# Request:
Using the data below, repeat all of it precisely.

# Records to use:
_____

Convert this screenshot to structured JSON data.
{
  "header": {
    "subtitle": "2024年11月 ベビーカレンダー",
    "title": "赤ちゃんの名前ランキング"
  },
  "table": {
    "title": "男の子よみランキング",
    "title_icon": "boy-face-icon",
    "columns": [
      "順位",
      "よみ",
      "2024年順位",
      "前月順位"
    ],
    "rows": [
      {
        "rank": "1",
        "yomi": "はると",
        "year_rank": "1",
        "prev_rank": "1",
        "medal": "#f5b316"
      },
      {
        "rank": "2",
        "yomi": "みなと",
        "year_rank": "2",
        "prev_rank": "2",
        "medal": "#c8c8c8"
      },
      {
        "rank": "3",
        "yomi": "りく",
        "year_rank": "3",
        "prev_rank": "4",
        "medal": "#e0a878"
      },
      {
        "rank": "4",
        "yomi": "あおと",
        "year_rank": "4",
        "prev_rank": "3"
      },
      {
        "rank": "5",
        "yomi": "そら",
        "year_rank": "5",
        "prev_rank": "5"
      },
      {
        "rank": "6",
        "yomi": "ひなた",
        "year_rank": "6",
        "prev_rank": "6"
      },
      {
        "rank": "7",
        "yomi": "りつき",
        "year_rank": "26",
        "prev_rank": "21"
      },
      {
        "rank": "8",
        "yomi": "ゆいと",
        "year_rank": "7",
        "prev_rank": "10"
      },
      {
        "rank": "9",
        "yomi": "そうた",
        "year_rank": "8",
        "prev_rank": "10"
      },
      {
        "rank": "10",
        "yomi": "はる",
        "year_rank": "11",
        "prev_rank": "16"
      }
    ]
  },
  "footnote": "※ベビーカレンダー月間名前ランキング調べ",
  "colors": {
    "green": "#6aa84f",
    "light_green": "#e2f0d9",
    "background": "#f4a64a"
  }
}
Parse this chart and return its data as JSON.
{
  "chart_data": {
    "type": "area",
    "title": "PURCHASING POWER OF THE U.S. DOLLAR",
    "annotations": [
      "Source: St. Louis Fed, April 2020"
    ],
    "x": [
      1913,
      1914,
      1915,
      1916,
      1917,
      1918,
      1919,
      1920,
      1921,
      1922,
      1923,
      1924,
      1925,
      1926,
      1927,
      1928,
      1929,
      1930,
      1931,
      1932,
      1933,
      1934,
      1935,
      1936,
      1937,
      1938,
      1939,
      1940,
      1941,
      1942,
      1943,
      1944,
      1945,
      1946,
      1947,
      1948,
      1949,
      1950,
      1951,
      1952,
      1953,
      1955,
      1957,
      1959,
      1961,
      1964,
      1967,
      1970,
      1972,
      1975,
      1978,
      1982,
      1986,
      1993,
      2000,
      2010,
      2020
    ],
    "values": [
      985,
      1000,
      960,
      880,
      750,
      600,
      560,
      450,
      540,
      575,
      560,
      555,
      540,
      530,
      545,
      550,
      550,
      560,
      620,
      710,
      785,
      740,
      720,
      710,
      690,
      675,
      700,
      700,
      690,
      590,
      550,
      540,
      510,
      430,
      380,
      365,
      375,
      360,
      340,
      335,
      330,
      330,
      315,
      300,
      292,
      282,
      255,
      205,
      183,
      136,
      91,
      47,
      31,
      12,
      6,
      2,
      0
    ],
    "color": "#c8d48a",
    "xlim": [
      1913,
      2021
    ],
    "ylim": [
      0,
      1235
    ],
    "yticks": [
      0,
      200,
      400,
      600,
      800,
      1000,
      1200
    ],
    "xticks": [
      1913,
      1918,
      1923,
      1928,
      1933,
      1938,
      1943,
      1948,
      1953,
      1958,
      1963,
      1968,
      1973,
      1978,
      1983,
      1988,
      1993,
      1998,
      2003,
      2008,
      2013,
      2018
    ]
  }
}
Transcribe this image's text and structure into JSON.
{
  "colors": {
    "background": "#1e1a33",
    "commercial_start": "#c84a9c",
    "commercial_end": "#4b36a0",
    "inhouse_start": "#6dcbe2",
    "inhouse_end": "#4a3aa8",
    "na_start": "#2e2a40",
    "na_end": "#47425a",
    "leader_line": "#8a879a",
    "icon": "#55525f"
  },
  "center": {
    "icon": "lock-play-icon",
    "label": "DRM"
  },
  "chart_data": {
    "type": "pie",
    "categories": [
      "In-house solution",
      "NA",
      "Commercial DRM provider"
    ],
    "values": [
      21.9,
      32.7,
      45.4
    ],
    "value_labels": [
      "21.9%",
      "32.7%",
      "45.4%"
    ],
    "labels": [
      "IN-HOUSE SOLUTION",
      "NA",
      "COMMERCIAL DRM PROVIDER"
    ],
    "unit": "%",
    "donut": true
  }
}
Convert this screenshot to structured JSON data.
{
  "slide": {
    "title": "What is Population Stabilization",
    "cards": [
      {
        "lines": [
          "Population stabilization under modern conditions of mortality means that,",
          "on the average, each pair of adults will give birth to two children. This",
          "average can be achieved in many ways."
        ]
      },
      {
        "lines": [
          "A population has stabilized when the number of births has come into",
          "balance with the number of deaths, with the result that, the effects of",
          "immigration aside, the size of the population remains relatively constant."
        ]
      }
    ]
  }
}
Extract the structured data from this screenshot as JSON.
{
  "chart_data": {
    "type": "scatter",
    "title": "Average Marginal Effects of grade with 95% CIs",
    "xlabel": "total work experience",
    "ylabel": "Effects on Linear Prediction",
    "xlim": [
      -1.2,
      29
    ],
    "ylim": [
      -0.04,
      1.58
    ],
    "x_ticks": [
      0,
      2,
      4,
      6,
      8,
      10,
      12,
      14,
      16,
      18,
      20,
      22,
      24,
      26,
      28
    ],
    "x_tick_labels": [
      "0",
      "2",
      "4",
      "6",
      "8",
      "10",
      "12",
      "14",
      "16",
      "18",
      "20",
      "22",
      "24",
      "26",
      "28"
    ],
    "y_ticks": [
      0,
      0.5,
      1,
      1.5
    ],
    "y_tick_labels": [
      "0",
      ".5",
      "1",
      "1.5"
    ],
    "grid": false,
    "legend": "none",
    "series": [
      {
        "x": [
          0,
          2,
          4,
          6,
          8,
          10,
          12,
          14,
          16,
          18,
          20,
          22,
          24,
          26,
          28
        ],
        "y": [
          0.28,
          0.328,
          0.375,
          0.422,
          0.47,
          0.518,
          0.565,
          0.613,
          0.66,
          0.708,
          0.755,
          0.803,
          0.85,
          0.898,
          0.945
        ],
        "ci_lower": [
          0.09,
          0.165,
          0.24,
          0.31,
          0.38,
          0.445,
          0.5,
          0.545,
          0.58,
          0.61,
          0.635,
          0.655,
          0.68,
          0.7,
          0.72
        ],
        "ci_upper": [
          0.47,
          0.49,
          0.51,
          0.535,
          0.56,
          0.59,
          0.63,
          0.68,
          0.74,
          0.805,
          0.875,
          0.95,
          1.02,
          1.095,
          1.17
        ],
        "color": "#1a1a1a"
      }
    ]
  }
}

_____

# Expected answer:
Convert this screenshot to structured JSON data.
{
  "header": {
    "subtitle": "2024年11月 ベビーカレンダー",
    "title": "赤ちゃんの名前ランキング"
  },
  "table": {
    "title": "男の子よみランキング",
    "title_icon": "boy-face-icon",
    "columns": [
      "順位",
      "よみ",
      "2024年順位",
      "前月順位"
    ],
    "rows": [
      {
        "rank": "1",
        "yomi": "はると",
        "year_rank": "1",
        "prev_rank": "1",
        "medal": "#f5b316"
      },
      {
        "rank": "2",
        "yomi": "みなと",
        "year_rank": "2",
        "prev_rank": "2",
        "medal": "#c8c8c8"
      },
      {
        "rank": "3",
        "yomi": "りく",
        "year_rank": "3",
        "prev_rank": "4",
        "medal": "#e0a878"
      },
      {
        "rank": "4",
        "yomi": "あおと",
        "year_rank": "4",
        "prev_rank": "3"
      },
      {
        "rank": "5",
        "yomi": "そら",
        "year_rank": "5",
        "prev_rank": "5"
      },
      {
        "rank": "6",
        "yomi": "ひなた",
        "year_rank": "6",
        "prev_rank": "6"
      },
      {
        "rank": "7",
        "yomi": "りつき",
        "year_rank": "26",
        "prev_rank": "21"
      },
      {
        "rank": "8",
        "yomi": "ゆいと",
        "year_rank": "7",
        "prev_rank": "10"
      },
      {
        "rank": "9",
        "yomi": "そうた",
        "year_rank": "8",
        "prev_rank": "10"
      },
      {
        "rank": "10",
        "yomi": "はる",
        "year_rank": "11",
        "prev_rank": "16"
      }
    ]
  },
  "footnote": "※ベビーカレンダー月間名前ランキング調べ",
  "colors": {
    "green": "#6aa84f",
    "light_green": "#e2f0d9",
    "background": "#f4a64a"
  }
}
Parse this chart and return its data as JSON.
{
  "chart_data": {
    "type": "area",
    "title": "PURCHASING POWER OF THE U.S. DOLLAR",
    "annotations": [
      "Source: St. Louis Fed, April 2020"
    ],
    "x": [
      1913,
      1914,
      1915,
      1916,
      1917,
      1918,
      1919,
      1920,
      1921,
      1922,
      1923,
      1924,
      1925,
      1926,
      1927,
      1928,
      1929,
      1930,
      1931,
      1932,
      1933,
      1934,
      1935,
      1936,
      1937,
      1938,
      1939,
      1940,
      1941,
      1942,
      1943,
      1944,
      1945,
      1946,
      1947,
      1948,
      1949,
      1950,
      1951,
      1952,
      1953,
      1955,
      1957,
      1959,
      1961,
      1964,
      1967,
      1970,
      1972,
      1975,
      1978,
      1982,
      1986,
      1993,
      2000,
      2010,
      2020
    ],
    "values": [
      985,
      1000,
      960,
      880,
      750,
      600,
      560,
      450,
      540,
      575,
      560,
      555,
      540,
      530,
      545,
      550,
      550,
      560,
      620,
      710,
      785,
      740,
      720,
      710,
      690,
      675,
      700,
      700,
      690,
      590,
      550,
      540,
      510,
      430,
      380,
      365,
      375,
      360,
      340,
      335,
      330,
      330,
      315,
      300,
      292,
      282,
      255,
      205,
      183,
      136,
      91,
      47,
      31,
      12,
      6,
      2,
      0
    ],
    "color": "#c8d48a",
    "xlim": [
      1913,
      2021
    ],
    "ylim": [
      0,
      1235
    ],
    "yticks": [
      0,
      200,
      400,
      600,
      800,
      1000,
      1200
    ],
    "xticks": [
      1913,
      1918,
      1923,
      1928,
      1933,
      1938,
      1943,
      1948,
      1953,
      1958,
      1963,
      1968,
      1973,
      1978,
      1983,
      1988,
      1993,
      1998,
      2003,
      2008,
      2013,
      2018
    ]
  }
}
Transcribe this image's text and structure into JSON.
{
  "colors": {
    "background": "#1e1a33",
    "commercial_start": "#c84a9c",
    "commercial_end": "#4b36a0",
    "inhouse_start": "#6dcbe2",
    "inhouse_end": "#4a3aa8",
    "na_start": "#2e2a40",
    "na_end": "#47425a",
    "leader_line": "#8a879a",
    "icon": "#55525f"
  },
  "center": {
    "icon": "lock-play-icon",
    "label": "DRM"
  },
  "chart_data": {
    "type": "pie",
    "categories": [
      "In-house solution",
      "NA",
      "Commercial DRM provider"
    ],
    "values": [
      21.9,
      32.7,
      45.4
    ],
    "value_labels": [
      "21.9%",
      "32.7%",
      "45.4%"
    ],
    "labels": [
      "IN-HOUSE SOLUTION",
      "NA",
      "COMMERCIAL DRM PROVIDER"
    ],
    "unit": "%",
    "donut": true
  }
}
Convert this screenshot to structured JSON data.
{
  "slide": {
    "title": "What is Population Stabilization",
    "cards": [
      {
        "lines": [
          "Population stabilization under modern conditions of mortality means that,",
          "on the average, each pair of adults will give birth to two children. This",
          "average can be achieved in many ways."
        ]
      },
      {
        "lines": [
          "A population has stabilized when the number of births has come into",
          "balance with the number of deaths, with the result that, the effects of",
          "immigration aside, the size of the population remains relatively constant."
        ]
      }
    ]
  }
}
Extract the structured data from this screenshot as JSON.
{
  "chart_data": {
    "type": "scatter",
    "title": "Average Marginal Effects of grade with 95% CIs",
    "xlabel": "total work experience",
    "ylabel": "Effects on Linear Prediction",
    "xlim": [
      -1.2,
      29
    ],
    "ylim": [
      -0.04,
      1.58
    ],
    "x_ticks": [
      0,
      2,
      4,
      6,
      8,
      10,
      12,
      14,
      16,
      18,
      20,
      22,
      24,
      26,
      28
    ],
    "x_tick_labels": [
      "0",
      "2",
      "4",
      "6",
      "8",
      "10",
      "12",
      "14",
      "16",
      "18",
      "20",
      "22",
      "24",
      "26",
      "28"
    ],
    "y_ticks": [
      0,
      0.5,
      1,
      1.5
    ],
    "y_tick_labels": [
      "0",
      ".5",
      "1",
      "1.5"
    ],
    "grid": false,
    "legend": "none",
    "series": [
      {
        "x": [
          0,
          2,
          4,
          6,
          8,
          10,
          12,
          14,
          16,
          18,
          20,
          22,
          24,
          26,
          28
        ],
        "y": [
          0.28,
          0.328,
          0.375,
          0.422,
          0.47,
          0.518,
          0.565,
          0.613,
          0.66,
          0.708,
          0.755,
          0.803,
          0.85,
          0.898,
          0.945
        ],
        "ci_lower": [
          0.09,
          0.165,
          0.24,
          0.31,
          0.38,
          0.445,
          0.5,
          0.545,
          0.58,
          0.61,
          0.635,
          0.655,
          0.68,
          0.7,
          0.72
        ],
        "ci_upper": [
          0.47,
          0.49,
          0.51,
          0.535,
          0.56,
          0.59,
          0.63,
          0.68,
          0.74,
          0.805,
          0.875,
          0.95,
          1.02,
          1.095,
          1.17
        ],
        "color": "#1a1a1a"
      }
    ]
  }
}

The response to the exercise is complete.